RECORDS FOR THIS EXERCISE:
......

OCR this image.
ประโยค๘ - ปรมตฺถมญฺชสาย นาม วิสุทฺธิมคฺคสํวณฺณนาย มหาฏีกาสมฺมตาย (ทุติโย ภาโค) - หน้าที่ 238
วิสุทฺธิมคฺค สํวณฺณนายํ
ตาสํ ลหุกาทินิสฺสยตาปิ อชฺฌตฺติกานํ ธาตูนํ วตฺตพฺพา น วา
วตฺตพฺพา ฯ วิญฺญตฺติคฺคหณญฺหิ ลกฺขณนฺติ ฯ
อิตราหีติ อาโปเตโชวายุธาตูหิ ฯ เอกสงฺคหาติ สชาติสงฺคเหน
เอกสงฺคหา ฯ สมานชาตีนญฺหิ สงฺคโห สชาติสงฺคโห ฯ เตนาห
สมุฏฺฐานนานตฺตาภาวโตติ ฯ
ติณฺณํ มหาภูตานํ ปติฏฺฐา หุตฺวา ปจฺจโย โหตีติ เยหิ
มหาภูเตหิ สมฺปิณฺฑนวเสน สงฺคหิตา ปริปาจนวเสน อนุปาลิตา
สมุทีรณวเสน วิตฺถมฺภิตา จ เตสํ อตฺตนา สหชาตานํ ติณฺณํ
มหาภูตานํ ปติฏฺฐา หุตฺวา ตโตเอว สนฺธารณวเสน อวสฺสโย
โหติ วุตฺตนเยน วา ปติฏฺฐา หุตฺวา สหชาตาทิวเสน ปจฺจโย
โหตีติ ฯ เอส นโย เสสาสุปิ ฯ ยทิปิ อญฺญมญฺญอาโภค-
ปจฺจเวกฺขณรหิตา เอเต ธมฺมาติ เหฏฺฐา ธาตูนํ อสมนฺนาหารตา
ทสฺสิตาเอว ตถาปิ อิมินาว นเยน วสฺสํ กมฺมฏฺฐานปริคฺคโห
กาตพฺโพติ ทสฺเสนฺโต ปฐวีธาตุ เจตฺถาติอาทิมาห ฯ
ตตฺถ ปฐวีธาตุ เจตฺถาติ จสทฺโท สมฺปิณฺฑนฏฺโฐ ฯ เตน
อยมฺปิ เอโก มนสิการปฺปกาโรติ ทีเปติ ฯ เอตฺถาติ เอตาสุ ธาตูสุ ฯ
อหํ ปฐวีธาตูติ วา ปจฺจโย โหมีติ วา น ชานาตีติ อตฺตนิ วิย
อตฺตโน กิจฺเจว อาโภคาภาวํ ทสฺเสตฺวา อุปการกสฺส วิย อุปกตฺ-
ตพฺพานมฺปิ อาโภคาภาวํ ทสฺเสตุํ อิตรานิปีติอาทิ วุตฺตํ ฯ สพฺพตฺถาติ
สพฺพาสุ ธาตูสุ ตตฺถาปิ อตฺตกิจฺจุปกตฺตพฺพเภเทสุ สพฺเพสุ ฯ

......

WRITTEN EXERCISE: Repeat the material above in full, quoting it exactly.

ANSWER TO THE TASK:
OCR this image.
ประโยค๘ - ปรมตฺถมญฺชสาย นาม วิสุทฺธิมคฺคสํวณฺณนาย มหาฏีกาสมฺมตาย (ทุติโย ภาโค) - หน้าที่ 238
วิสุทฺธิมคฺค สํวณฺณนายํ
ตาสํ ลหุกาทินิสฺสยตาปิ อชฺฌตฺติกานํ ธาตูนํ วตฺตพฺพา น วา
วตฺตพฺพา ฯ วิญฺญตฺติคฺคหณญฺหิ ลกฺขณนฺติ ฯ
อิตราหีติ อาโปเตโชวายุธาตูหิ ฯ เอกสงฺคหาติ สชาติสงฺคเหน
เอกสงฺคหา ฯ สมานชาตีนญฺหิ สงฺคโห สชาติสงฺคโห ฯ เตนาห
สมุฏฺฐานนานตฺตาภาวโตติ ฯ
ติณฺณํ มหาภูตานํ ปติฏฺฐา หุตฺวา ปจฺจโย โหตีติ เยหิ
มหาภูเตหิ สมฺปิณฺฑนวเสน สงฺคหิตา ปริปาจนวเสน อนุปาลิตา
สมุทีรณวเสน วิตฺถมฺภิตา จ เตสํ อตฺตนา สหชาตานํ ติณฺณํ
มหาภูตานํ ปติฏฺฐา หุตฺวา ตโตเอว สนฺธารณวเสน อวสฺสโย
โหติ วุตฺตนเยน วา ปติฏฺฐา หุตฺวา สหชาตาทิวเสน ปจฺจโย
โหตีติ ฯ เอส นโย เสสาสุปิ ฯ ยทิปิ อญฺญมญฺญอาโภค-
ปจฺจเวกฺขณรหิตา เอเต ธมฺมาติ เหฏฺฐา ธาตูนํ อสมนฺนาหารตา
ทสฺสิตาเอว ตถาปิ อิมินาว นเยน วสฺสํ กมฺมฏฺฐานปริคฺคโห
กาตพฺโพติ ทสฺเสนฺโต ปฐวีธาตุ เจตฺถาติอาทิมาห ฯ
ตตฺถ ปฐวีธาตุ เจตฺถาติ จสทฺโท สมฺปิณฺฑนฏฺโฐ ฯ เตน
อยมฺปิ เอโก มนสิการปฺปกาโรติ ทีเปติ ฯ เอตฺถาติ เอตาสุ ธาตูสุ ฯ
อหํ ปฐวีธาตูติ วา ปจฺจโย โหมีติ วา น ชานาตีติ อตฺตนิ วิย
อตฺตโน กิจฺเจว อาโภคาภาวํ ทสฺเสตฺวา อุปการกสฺส วิย อุปกตฺ-
ตพฺพานมฺปิ อาโภคาภาวํ ทสฺเสตุํ อิตรานิปีติอาทิ วุตฺตํ ฯ สพฺพตฺถาติ
สพฺพาสุ ธาตูสุ ตตฺถาปิ อตฺตกิจฺจุปกตฺตพฺพเภเทสุ สพฺเพสุ ฯ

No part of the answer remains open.